- _PROBLEM TO SOLVE_: Copy out all the lines in the records that include the word "ObjectIdChange".

- _WORKING DATA_:
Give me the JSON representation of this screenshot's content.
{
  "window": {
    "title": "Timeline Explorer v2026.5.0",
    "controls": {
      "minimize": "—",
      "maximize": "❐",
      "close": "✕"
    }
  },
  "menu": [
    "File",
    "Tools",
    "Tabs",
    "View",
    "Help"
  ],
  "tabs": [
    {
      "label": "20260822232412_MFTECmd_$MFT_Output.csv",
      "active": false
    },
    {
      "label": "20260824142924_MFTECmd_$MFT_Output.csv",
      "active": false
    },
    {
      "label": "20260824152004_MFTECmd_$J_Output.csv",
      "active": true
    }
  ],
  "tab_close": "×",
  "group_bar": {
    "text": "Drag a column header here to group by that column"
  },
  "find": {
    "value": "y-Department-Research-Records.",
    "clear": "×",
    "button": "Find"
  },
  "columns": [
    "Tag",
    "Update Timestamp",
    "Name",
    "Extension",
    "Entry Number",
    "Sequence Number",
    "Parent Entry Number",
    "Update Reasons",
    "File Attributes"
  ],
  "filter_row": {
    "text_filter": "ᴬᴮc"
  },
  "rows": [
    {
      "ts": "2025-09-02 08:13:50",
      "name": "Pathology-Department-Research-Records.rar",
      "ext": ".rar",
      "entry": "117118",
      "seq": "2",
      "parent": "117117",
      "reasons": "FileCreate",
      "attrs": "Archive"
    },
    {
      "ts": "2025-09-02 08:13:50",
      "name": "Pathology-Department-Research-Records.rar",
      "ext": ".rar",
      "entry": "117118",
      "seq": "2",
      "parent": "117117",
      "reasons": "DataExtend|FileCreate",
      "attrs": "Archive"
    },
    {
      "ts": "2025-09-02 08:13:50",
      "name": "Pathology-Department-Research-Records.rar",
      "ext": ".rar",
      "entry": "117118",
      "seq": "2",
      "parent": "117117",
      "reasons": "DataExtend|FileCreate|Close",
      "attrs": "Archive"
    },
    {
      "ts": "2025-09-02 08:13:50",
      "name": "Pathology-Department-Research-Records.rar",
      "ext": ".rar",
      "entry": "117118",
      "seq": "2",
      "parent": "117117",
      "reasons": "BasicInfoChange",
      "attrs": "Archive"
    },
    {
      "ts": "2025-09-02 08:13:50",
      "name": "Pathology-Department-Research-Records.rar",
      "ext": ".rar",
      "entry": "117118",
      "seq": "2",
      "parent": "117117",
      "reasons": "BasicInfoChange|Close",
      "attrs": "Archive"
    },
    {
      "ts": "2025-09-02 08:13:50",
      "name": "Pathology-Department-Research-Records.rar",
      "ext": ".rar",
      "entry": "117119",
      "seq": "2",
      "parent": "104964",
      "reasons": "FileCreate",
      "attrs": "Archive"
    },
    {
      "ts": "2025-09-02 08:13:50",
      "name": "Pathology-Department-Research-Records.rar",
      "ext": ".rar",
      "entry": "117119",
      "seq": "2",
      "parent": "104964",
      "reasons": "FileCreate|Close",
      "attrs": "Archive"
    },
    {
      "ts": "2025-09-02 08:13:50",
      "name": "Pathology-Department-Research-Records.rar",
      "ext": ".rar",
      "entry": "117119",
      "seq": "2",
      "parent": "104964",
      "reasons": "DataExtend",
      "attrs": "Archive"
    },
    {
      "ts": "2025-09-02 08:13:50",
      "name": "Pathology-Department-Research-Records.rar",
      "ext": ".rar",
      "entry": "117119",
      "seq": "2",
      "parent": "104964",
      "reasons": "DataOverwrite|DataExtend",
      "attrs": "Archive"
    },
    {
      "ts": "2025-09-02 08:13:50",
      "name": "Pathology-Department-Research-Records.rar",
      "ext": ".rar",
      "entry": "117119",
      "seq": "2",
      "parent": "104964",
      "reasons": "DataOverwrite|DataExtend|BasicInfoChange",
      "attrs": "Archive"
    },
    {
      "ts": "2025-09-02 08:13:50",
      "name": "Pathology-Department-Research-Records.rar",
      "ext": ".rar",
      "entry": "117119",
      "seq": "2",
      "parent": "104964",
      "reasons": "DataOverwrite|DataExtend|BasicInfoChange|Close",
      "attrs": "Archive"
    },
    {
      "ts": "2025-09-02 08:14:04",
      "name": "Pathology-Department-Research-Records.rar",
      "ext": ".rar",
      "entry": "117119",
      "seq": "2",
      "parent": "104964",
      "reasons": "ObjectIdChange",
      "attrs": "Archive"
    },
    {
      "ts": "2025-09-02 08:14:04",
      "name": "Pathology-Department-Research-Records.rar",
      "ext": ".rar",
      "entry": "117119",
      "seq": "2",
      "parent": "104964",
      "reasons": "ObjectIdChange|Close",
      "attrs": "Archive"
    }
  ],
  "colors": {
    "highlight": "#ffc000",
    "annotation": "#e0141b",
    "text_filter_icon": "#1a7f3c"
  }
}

- _EXERCISE SOLUTION_:
      "reasons": "ObjectIdChange",
      "reasons": "ObjectIdChange|Close",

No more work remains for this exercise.